PROBLEM TO WORK ON:
Taking each line of the records in turn, count those containing "screenshot" and report only the number.

EXTRACTED INFORMATION:
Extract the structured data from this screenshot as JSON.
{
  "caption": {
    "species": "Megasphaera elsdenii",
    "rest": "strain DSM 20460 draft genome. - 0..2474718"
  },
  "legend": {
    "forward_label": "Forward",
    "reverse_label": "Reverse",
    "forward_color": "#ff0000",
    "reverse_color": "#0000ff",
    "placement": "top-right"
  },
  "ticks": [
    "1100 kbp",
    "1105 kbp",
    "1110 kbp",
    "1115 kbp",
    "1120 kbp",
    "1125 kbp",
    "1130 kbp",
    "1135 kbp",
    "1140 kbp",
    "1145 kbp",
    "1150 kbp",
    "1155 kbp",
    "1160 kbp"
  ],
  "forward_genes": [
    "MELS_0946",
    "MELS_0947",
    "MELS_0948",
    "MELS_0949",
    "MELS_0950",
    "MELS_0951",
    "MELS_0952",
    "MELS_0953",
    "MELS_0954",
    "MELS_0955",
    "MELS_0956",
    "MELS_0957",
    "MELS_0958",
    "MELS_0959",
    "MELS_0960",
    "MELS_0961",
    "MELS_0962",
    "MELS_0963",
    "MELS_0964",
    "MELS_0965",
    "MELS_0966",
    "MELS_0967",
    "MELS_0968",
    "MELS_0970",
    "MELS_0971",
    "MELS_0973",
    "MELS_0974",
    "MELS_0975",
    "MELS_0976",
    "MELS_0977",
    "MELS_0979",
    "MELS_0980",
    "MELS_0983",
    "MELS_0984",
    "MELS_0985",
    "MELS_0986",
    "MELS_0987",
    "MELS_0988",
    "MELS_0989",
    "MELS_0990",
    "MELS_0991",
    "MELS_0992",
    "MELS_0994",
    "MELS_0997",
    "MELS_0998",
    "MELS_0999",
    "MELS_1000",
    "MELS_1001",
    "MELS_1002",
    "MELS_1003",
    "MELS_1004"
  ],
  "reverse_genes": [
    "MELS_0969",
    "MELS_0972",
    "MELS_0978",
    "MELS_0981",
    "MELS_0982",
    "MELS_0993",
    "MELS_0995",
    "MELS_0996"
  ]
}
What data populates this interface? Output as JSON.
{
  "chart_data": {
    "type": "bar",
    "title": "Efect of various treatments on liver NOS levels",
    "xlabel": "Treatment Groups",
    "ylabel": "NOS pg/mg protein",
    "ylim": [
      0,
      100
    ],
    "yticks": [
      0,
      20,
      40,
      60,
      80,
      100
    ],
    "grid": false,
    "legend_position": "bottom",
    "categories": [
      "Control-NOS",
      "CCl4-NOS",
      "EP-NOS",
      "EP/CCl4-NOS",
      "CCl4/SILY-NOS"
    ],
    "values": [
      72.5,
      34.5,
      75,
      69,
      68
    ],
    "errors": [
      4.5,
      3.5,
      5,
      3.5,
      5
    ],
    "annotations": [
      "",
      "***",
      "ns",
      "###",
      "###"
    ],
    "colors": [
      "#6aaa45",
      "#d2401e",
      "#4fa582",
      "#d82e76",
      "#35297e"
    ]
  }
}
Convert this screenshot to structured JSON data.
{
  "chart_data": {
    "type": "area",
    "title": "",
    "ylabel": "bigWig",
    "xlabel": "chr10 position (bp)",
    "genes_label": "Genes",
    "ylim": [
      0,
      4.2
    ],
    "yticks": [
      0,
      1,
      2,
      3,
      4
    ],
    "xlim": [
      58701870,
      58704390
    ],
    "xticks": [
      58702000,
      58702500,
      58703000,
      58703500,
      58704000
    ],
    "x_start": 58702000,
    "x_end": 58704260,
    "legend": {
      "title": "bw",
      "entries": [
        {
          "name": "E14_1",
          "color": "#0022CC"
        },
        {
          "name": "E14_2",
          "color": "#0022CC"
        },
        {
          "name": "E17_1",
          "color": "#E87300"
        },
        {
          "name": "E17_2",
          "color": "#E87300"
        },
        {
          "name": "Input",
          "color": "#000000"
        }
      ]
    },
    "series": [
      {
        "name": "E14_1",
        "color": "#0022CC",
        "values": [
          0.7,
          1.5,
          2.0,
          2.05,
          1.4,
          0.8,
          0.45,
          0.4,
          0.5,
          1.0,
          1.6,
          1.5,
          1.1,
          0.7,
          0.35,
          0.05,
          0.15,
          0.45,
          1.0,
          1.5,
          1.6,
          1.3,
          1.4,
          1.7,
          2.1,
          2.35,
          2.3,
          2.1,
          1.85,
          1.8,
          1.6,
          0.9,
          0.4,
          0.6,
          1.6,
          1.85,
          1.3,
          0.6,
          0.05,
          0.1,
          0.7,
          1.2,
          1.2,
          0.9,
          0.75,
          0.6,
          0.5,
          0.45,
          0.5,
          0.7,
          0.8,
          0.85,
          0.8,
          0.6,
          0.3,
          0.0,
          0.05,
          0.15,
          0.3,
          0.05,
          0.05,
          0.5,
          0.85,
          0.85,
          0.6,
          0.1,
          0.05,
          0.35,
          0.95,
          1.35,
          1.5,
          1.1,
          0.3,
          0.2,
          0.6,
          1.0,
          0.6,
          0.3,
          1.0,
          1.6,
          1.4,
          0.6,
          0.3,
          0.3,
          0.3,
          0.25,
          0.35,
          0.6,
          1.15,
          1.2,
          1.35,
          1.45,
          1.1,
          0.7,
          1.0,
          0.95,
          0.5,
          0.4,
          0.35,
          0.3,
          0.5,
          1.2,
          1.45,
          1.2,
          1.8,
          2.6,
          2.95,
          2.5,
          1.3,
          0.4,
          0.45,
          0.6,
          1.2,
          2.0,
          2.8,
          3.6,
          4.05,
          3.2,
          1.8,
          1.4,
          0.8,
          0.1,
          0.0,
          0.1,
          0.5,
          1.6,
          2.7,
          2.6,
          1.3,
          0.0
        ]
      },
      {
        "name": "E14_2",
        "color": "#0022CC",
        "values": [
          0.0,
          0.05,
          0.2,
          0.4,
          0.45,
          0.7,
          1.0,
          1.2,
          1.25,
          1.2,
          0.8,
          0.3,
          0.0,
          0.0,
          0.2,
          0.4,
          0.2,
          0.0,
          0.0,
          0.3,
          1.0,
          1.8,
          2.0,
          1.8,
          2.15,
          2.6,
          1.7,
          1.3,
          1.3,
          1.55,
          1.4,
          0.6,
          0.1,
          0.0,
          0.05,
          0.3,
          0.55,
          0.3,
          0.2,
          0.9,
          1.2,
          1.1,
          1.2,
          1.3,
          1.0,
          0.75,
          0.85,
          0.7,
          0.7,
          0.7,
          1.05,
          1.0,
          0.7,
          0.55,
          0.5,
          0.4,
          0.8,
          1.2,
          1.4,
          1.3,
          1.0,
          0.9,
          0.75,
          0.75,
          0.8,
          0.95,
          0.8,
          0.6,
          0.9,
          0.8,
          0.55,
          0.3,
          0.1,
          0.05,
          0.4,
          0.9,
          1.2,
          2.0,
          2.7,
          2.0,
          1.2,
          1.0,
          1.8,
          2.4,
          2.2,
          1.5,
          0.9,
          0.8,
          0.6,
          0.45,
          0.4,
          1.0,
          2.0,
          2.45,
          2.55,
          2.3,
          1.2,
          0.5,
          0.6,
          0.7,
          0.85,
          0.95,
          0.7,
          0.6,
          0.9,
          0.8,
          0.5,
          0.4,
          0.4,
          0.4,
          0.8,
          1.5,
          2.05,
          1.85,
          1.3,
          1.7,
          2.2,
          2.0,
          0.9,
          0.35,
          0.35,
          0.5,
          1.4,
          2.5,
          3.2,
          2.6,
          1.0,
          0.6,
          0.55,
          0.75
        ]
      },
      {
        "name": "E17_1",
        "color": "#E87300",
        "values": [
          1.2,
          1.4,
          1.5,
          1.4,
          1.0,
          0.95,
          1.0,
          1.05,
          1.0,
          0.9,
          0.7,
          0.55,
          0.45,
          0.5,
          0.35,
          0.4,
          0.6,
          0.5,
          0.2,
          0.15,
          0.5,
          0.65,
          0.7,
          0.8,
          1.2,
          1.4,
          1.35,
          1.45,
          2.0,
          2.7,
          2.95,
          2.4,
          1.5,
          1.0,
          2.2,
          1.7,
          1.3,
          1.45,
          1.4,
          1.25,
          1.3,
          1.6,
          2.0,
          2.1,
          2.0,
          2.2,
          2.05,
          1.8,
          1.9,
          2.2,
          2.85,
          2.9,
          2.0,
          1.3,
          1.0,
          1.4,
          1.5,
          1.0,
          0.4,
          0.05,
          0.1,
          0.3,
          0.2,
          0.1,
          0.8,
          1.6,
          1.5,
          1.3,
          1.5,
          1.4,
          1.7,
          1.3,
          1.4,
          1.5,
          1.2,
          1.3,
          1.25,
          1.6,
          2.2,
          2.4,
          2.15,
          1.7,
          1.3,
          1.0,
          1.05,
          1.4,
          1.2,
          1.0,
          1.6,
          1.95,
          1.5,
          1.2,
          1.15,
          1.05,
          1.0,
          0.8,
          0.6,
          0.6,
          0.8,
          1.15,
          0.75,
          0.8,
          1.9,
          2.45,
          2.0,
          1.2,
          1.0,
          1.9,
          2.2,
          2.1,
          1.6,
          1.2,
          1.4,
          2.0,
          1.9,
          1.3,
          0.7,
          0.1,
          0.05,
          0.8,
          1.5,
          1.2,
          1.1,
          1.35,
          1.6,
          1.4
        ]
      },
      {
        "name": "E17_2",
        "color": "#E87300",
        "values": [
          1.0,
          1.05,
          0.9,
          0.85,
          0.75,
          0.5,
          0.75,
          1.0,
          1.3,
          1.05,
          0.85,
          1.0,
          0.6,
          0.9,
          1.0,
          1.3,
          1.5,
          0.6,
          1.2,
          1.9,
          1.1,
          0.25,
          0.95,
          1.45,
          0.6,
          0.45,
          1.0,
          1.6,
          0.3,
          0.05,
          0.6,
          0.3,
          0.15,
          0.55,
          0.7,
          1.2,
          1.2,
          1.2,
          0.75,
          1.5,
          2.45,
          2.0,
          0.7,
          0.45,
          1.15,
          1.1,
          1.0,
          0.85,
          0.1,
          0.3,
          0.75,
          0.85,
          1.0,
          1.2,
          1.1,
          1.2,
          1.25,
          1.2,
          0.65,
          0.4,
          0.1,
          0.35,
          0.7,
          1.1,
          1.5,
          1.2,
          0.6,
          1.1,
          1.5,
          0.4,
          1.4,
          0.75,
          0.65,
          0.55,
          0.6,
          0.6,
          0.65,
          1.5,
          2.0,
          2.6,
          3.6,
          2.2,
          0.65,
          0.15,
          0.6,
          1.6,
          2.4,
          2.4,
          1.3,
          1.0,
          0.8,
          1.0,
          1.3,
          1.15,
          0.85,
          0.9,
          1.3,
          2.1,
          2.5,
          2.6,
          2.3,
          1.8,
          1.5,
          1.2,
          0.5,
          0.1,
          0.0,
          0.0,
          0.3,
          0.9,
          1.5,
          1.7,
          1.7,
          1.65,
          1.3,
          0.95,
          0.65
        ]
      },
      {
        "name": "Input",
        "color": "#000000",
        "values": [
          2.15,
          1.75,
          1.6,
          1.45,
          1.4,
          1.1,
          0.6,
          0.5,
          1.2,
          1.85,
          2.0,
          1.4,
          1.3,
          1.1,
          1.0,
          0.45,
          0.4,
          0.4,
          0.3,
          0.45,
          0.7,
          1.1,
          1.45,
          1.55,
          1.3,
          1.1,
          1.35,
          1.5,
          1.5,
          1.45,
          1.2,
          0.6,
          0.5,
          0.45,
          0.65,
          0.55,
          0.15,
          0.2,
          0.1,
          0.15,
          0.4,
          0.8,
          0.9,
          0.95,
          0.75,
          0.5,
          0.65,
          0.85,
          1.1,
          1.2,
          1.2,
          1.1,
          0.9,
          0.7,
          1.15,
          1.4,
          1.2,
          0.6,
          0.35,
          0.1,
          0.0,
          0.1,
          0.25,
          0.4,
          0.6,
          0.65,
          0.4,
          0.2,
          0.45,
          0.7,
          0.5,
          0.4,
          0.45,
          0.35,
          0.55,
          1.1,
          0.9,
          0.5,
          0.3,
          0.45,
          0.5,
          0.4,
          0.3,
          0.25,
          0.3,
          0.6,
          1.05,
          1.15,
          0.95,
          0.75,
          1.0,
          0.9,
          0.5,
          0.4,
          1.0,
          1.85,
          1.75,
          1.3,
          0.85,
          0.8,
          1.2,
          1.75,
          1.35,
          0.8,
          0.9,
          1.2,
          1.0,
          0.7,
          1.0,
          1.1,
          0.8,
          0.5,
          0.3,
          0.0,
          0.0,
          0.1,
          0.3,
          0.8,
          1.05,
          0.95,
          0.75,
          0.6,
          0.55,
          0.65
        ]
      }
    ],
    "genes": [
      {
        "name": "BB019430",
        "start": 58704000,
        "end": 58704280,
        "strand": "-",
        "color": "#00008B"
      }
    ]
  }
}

RESULT BELOW:
2